**Problem:**
Write the data out again, exactly as given.
--- Material provided ---
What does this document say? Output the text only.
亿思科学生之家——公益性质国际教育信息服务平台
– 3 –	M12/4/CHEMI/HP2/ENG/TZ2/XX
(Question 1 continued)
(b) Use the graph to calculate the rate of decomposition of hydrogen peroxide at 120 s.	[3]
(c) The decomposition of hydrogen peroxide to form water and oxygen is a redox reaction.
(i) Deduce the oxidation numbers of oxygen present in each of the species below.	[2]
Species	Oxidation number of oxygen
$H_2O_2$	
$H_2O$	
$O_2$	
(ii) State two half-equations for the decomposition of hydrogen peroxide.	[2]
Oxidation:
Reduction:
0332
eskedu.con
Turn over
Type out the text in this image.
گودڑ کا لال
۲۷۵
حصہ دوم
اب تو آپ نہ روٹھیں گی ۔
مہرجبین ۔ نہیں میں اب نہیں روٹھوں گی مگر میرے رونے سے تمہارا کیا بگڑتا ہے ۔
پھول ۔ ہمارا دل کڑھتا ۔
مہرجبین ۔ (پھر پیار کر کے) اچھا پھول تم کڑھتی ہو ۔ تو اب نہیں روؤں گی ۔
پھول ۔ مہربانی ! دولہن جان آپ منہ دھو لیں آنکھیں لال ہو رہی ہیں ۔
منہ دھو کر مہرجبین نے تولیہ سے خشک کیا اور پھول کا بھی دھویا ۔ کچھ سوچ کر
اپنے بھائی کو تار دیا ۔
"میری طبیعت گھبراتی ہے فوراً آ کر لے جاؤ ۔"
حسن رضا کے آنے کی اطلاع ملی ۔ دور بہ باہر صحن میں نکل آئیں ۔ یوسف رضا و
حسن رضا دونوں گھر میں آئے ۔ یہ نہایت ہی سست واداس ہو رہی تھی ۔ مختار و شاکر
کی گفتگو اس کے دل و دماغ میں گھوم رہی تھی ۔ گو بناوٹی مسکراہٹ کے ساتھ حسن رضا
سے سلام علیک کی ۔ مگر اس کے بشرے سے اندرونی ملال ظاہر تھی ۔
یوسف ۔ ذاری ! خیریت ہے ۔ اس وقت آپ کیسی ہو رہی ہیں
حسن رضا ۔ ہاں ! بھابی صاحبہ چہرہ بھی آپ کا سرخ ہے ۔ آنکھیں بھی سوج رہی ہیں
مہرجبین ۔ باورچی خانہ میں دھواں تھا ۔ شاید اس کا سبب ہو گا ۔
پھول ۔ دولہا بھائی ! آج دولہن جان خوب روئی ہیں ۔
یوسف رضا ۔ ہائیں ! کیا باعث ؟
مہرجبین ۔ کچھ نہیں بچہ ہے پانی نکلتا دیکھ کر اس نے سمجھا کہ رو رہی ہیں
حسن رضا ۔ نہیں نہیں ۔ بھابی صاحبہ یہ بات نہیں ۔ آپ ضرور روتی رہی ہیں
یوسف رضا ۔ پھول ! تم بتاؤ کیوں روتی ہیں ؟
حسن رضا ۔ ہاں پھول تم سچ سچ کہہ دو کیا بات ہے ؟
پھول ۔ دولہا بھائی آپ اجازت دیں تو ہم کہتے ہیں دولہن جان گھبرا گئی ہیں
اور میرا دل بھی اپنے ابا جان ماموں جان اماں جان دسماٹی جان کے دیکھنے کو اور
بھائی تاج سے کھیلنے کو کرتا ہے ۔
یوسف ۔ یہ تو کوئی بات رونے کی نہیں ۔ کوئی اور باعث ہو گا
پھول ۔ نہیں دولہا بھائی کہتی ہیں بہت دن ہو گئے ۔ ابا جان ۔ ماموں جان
---
**Written response:**
What does this document say? Output the text only.
亿思科学生之家——公益性质国际教育信息服务平台
– 3 –	M12/4/CHEMI/HP2/ENG/TZ2/XX
(Question 1 continued)
(b) Use the graph to calculate the rate of decomposition of hydrogen peroxide at 120 s.	[3]
(c) The decomposition of hydrogen peroxide to form water and oxygen is a redox reaction.
(i) Deduce the oxidation numbers of oxygen present in each of the species below.	[2]
Species	Oxidation number of oxygen
$H_2O_2$	
$H_2O$	
$O_2$	
(ii) State two half-equations for the decomposition of hydrogen peroxide.	[2]
Oxidation:
Reduction:
0332
eskedu.con
Turn over
Type out the text in this image.
گودڑ کا لال
۲۷۵
حصہ دوم
اب تو آپ نہ روٹھیں گی ۔
مہرجبین ۔ نہیں میں اب نہیں روٹھوں گی مگر میرے رونے سے تمہارا کیا بگڑتا ہے ۔
پھول ۔ ہمارا دل کڑھتا ۔
مہرجبین ۔ (پھر پیار کر کے) اچھا پھول تم کڑھتی ہو ۔ تو اب نہیں روؤں گی ۔
پھول ۔ مہربانی ! دولہن جان آپ منہ دھو لیں آنکھیں لال ہو رہی ہیں ۔
منہ دھو کر مہرجبین نے تولیہ سے خشک کیا اور پھول کا بھی دھویا ۔ کچھ سوچ کر
اپنے بھائی کو تار دیا ۔
"میری طبیعت گھبراتی ہے فوراً آ کر لے جاؤ ۔"
حسن رضا کے آنے کی اطلاع ملی ۔ دور بہ باہر صحن میں نکل آئیں ۔ یوسف رضا و
حسن رضا دونوں گھر میں آئے ۔ یہ نہایت ہی سست واداس ہو رہی تھی ۔ مختار و شاکر
کی گفتگو اس کے دل و دماغ میں گھوم رہی تھی ۔ گو بناوٹی مسکراہٹ کے ساتھ حسن رضا
سے سلام علیک کی ۔ مگر اس کے بشرے سے اندرونی ملال ظاہر تھی ۔
یوسف ۔ ذاری ! خیریت ہے ۔ اس وقت آپ کیسی ہو رہی ہیں
حسن رضا ۔ ہاں ! بھابی صاحبہ چہرہ بھی آپ کا سرخ ہے ۔ آنکھیں بھی سوج رہی ہیں
مہرجبین ۔ باورچی خانہ میں دھواں تھا ۔ شاید اس کا سبب ہو گا ۔
پھول ۔ دولہا بھائی ! آج دولہن جان خوب روئی ہیں ۔
یوسف رضا ۔ ہائیں ! کیا باعث ؟
مہرجبین ۔ کچھ نہیں بچہ ہے پانی نکلتا دیکھ کر اس نے سمجھا کہ رو رہی ہیں
حسن رضا ۔ نہیں نہیں ۔ بھابی صاحبہ یہ بات نہیں ۔ آپ ضرور روتی رہی ہیں
یوسف رضا ۔ پھول ! تم بتاؤ کیوں روتی ہیں ؟
حسن رضا ۔ ہاں پھول تم سچ سچ کہہ دو کیا بات ہے ؟
پھول ۔ دولہا بھائی آپ اجازت دیں تو ہم کہتے ہیں دولہن جان گھبرا گئی ہیں
اور میرا دل بھی اپنے ابا جان ماموں جان اماں جان دسماٹی جان کے دیکھنے کو اور
بھائی تاج سے کھیلنے کو کرتا ہے ۔
یوسف ۔ یہ تو کوئی بات رونے کی نہیں ۔ کوئی اور باعث ہو گا
پھول ۔ نہیں دولہا بھائی کہتی ہیں بہت دن ہو گئے ۔ ابا جان ۔ ماموں جان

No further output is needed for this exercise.